### TASK DIRECTIONS
Report every line in the listing below where the string "share" shows up.

### DATA IN THIS EXERCISE
□ □ □ □ □

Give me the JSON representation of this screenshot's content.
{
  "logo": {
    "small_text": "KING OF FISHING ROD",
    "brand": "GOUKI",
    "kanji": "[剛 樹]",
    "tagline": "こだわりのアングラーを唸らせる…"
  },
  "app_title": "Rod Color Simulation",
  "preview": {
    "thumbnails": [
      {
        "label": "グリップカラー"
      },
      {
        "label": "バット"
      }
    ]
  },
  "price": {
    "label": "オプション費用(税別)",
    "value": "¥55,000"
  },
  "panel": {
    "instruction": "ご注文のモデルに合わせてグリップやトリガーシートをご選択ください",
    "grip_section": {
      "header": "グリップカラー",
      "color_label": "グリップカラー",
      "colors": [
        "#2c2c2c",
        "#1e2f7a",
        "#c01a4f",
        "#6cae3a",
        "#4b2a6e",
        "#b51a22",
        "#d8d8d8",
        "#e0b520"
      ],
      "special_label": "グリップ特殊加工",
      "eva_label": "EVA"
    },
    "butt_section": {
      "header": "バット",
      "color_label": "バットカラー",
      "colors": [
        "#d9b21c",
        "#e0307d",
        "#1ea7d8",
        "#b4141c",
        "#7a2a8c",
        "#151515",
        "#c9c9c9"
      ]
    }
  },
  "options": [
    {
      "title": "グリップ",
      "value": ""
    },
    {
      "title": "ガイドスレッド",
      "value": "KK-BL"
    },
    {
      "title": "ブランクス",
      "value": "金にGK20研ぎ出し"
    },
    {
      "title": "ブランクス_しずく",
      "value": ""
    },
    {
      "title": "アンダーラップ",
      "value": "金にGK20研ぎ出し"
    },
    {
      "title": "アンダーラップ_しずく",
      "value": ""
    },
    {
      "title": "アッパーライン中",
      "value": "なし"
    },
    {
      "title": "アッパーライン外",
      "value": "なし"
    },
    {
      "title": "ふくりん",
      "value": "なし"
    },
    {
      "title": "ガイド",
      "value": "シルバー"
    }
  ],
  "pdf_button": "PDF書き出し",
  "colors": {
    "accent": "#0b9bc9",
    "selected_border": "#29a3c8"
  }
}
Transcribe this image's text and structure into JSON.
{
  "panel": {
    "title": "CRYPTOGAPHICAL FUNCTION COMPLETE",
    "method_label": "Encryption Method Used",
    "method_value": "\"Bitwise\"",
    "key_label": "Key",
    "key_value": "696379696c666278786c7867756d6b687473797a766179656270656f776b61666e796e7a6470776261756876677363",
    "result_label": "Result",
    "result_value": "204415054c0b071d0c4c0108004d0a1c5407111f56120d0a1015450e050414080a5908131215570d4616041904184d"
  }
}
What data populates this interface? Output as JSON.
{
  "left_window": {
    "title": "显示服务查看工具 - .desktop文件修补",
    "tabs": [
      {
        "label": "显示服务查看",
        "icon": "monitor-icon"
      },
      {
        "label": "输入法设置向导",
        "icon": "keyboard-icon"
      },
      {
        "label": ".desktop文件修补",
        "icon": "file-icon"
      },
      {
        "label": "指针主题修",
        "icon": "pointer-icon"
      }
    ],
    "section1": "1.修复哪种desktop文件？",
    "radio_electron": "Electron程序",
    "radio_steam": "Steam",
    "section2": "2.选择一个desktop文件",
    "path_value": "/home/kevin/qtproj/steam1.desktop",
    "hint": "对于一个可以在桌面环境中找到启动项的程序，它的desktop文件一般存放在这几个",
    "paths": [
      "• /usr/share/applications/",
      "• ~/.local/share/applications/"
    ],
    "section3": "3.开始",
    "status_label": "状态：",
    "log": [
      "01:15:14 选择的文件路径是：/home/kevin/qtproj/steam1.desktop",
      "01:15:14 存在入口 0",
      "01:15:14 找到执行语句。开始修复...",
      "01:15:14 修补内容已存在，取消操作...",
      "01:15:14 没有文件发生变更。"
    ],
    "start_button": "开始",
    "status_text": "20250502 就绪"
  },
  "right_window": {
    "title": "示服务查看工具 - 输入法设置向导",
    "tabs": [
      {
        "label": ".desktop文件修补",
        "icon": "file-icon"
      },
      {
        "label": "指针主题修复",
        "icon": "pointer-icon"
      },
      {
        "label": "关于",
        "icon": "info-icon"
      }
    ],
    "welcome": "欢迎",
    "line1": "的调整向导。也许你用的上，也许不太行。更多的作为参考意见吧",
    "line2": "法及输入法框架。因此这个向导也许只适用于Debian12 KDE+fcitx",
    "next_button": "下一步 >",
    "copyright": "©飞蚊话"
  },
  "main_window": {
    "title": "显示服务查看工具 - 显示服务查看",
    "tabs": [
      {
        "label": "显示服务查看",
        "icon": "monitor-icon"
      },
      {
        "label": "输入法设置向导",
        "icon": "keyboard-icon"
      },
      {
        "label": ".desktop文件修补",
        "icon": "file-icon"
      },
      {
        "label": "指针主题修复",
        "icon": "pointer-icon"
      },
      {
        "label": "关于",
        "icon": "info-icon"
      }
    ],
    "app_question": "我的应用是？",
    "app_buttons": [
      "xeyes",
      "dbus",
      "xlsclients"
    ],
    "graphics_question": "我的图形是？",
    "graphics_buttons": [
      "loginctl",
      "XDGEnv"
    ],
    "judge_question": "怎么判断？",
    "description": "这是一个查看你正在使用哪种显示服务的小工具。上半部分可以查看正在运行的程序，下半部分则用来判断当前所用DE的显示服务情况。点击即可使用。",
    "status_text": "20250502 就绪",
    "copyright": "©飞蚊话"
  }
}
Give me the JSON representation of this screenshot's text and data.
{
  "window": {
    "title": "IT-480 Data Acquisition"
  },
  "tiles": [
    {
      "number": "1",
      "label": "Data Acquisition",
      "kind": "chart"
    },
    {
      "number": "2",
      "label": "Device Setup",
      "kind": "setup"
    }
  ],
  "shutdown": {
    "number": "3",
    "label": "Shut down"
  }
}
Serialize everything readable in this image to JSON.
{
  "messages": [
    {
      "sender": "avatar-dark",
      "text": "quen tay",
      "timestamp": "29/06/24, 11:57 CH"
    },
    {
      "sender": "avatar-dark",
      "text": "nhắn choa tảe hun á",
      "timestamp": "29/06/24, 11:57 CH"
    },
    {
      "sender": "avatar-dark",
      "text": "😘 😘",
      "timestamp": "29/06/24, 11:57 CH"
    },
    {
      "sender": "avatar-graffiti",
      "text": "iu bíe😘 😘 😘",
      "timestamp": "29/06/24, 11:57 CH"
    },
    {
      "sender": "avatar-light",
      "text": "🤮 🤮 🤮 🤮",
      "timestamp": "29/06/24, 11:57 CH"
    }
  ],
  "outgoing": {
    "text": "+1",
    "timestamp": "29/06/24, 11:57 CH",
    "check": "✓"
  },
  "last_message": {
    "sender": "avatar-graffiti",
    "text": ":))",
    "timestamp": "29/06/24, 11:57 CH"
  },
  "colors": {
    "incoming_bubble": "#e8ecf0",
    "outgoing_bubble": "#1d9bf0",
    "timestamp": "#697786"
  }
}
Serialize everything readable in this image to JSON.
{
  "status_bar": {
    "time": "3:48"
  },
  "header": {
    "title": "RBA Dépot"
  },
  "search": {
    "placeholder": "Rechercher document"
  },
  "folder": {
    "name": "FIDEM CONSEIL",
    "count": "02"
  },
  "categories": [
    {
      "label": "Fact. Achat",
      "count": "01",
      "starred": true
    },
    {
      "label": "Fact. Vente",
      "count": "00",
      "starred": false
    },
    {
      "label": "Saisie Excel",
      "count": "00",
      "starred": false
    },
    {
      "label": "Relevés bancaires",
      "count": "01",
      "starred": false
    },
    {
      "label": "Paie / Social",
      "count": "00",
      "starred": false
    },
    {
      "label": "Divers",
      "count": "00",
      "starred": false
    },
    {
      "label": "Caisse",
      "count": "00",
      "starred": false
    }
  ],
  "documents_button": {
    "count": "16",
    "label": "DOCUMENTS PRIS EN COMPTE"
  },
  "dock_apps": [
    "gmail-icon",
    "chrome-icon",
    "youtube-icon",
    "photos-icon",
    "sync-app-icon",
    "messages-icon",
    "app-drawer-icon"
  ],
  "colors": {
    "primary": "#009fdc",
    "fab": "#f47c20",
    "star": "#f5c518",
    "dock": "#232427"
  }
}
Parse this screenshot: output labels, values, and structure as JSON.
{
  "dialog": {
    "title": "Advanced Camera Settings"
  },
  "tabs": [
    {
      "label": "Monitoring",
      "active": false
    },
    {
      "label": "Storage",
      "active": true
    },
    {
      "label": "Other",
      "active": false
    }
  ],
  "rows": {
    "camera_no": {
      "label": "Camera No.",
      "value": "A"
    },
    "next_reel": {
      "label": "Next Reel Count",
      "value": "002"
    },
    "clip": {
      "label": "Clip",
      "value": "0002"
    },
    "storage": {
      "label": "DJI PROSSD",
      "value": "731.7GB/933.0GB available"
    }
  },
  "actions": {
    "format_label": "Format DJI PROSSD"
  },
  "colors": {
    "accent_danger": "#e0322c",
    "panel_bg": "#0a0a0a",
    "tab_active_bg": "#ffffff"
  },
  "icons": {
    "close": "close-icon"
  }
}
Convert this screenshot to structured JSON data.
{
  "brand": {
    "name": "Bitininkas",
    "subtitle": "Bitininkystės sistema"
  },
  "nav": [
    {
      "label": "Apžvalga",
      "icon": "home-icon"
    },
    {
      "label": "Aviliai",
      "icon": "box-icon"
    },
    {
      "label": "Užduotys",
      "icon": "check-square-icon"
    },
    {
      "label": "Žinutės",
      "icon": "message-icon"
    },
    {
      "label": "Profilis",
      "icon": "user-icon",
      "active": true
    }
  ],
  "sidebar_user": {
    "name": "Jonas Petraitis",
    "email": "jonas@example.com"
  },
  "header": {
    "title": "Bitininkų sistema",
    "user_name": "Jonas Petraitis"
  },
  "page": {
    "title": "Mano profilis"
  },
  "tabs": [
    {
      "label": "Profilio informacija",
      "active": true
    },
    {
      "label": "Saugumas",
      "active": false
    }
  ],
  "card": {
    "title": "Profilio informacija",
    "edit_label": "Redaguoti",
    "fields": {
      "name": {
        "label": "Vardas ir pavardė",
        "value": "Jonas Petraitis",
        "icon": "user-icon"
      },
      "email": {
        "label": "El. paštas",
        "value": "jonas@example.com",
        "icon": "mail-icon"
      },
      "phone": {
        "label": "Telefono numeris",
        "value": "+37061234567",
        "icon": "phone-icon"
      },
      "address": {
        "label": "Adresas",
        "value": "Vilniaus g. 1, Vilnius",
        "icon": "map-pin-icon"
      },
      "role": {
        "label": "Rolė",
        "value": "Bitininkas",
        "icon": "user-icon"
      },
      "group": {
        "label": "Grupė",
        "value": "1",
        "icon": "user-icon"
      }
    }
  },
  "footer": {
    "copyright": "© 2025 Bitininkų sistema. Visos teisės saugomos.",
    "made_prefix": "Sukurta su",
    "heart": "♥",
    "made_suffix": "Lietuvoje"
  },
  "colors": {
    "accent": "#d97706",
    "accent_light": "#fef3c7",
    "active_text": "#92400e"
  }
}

□ □ □ □ □

### TASK RESULT
      "• /usr/share/applications/",
      "• ~/.local/share/applications/"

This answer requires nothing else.